> _SUPPLIED MATERIAL_
────────

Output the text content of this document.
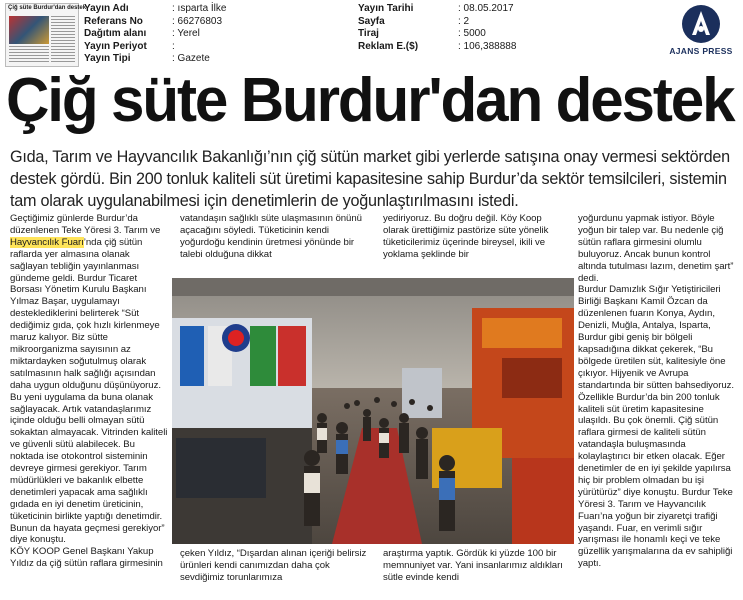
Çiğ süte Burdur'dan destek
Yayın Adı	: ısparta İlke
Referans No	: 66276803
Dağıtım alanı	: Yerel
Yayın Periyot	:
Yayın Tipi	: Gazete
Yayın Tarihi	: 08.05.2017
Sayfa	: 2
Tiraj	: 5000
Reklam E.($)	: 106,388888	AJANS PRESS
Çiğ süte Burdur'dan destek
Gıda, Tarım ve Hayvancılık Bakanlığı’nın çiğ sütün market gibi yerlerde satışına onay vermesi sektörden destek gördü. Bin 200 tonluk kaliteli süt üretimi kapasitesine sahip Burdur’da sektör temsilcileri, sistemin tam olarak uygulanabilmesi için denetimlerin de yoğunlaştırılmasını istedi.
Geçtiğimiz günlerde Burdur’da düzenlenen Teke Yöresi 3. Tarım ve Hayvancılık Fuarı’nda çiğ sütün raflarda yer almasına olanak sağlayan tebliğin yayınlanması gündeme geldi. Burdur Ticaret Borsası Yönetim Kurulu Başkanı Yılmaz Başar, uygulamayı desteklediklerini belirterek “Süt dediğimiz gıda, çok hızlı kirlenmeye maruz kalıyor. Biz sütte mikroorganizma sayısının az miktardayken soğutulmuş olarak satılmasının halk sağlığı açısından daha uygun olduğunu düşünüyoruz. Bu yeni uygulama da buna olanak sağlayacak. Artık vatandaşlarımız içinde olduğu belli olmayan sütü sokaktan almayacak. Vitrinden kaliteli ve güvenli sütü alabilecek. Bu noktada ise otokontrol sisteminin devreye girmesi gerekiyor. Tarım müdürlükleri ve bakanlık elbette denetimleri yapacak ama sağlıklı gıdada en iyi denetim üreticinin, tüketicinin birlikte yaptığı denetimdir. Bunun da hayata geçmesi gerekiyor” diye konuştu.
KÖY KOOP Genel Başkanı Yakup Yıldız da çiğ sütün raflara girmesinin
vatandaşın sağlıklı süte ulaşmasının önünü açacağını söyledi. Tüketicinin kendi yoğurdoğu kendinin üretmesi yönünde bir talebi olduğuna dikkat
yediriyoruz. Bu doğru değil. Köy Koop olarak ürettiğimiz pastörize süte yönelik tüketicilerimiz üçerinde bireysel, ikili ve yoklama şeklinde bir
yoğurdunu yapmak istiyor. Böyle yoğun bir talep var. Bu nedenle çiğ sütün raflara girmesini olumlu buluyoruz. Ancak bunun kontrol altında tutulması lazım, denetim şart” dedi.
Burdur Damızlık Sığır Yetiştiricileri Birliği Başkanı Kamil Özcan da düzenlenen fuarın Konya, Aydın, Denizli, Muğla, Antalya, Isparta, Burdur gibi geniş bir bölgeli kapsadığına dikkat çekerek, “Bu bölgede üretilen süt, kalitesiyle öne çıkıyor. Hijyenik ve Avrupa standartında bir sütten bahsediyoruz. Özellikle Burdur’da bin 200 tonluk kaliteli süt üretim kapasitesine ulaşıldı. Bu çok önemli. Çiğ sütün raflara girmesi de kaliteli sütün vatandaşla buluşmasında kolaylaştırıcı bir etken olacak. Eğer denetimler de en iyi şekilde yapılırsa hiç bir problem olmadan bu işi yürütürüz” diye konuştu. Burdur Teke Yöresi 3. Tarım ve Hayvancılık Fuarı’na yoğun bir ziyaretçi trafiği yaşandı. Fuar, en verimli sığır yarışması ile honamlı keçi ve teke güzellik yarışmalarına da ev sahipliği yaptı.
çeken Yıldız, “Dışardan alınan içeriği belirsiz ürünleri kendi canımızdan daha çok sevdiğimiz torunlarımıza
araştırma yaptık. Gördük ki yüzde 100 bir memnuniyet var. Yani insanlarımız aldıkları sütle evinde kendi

────────

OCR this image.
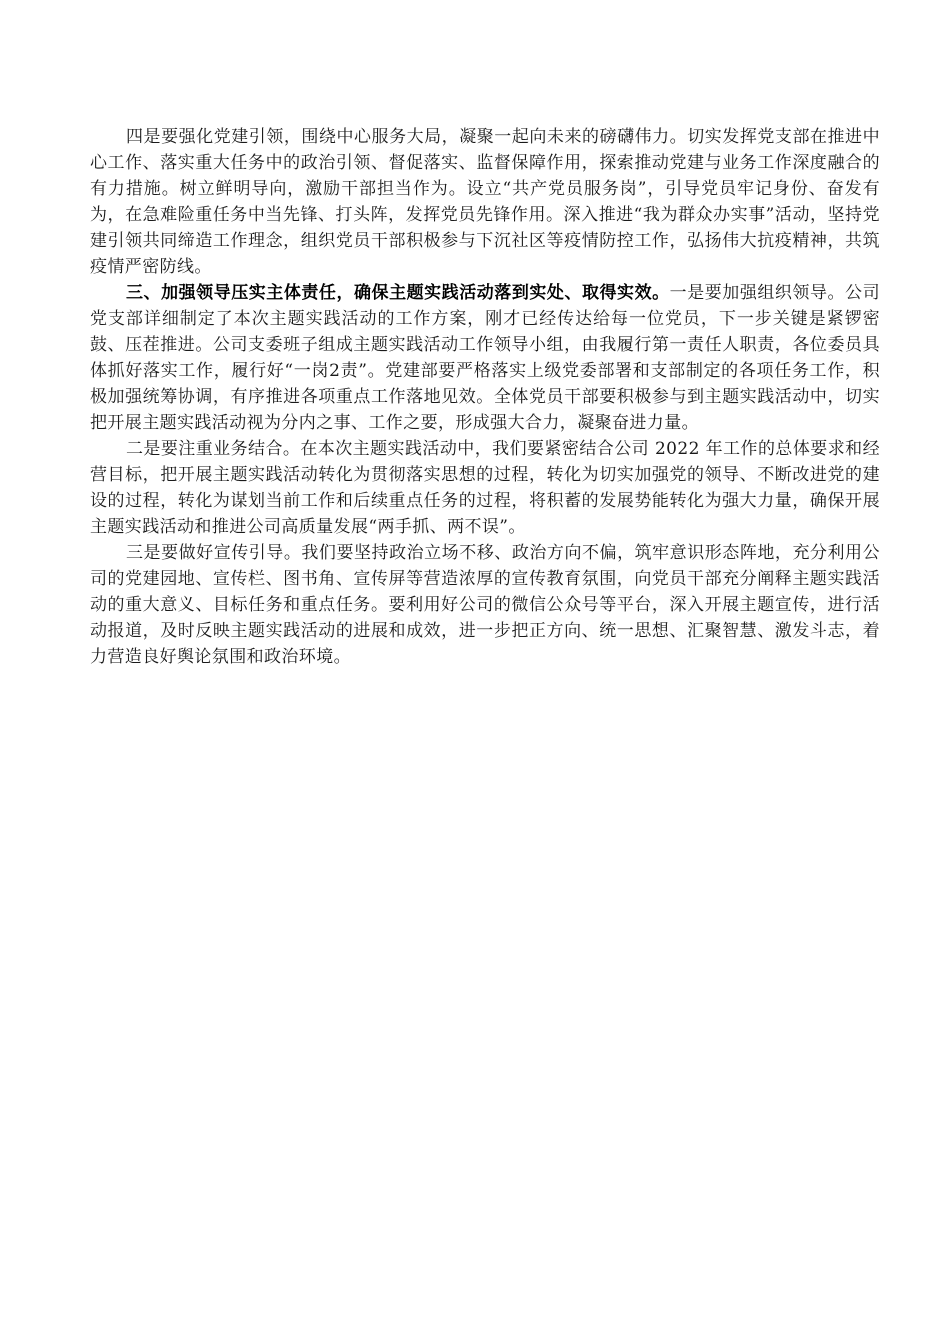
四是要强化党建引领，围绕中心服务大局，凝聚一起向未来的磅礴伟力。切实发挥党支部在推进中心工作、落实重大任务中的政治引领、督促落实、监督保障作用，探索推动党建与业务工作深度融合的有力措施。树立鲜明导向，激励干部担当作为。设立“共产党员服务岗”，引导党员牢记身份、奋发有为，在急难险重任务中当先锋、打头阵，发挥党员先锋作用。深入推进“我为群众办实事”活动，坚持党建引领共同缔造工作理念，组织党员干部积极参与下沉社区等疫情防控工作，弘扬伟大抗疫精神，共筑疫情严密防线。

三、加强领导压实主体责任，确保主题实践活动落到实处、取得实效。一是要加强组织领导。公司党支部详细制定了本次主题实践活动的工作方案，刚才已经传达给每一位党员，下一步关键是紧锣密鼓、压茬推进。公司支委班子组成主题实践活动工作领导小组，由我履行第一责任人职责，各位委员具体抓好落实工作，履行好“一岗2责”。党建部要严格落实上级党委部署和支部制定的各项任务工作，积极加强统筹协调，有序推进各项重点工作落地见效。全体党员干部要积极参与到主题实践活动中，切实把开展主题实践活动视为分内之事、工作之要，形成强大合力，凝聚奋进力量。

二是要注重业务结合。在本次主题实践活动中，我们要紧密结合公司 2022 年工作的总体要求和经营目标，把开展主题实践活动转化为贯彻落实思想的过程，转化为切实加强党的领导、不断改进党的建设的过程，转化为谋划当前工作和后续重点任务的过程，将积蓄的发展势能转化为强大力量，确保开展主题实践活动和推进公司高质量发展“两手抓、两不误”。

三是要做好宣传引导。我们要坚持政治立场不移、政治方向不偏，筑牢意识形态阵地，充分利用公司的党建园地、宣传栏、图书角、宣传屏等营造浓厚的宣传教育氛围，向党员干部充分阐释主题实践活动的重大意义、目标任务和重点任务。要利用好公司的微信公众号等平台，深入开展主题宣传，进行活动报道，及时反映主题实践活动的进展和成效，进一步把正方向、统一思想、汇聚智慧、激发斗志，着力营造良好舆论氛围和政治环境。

────────

> _YOUR INSTRUCTIONS_
Scan the material above. Extract every line in which the word "Yıldız" occurs.

> _SOLUTION TO THIS EXERCISE_
KÖY KOOP Genel Başkanı Yakup Yıldız da çiğ sütün raflara girmesinin
çeken Yıldız, “Dışardan alınan içeriği belirsiz ürünleri kendi canımızdan daha çok sevdiğimiz torunlarımıza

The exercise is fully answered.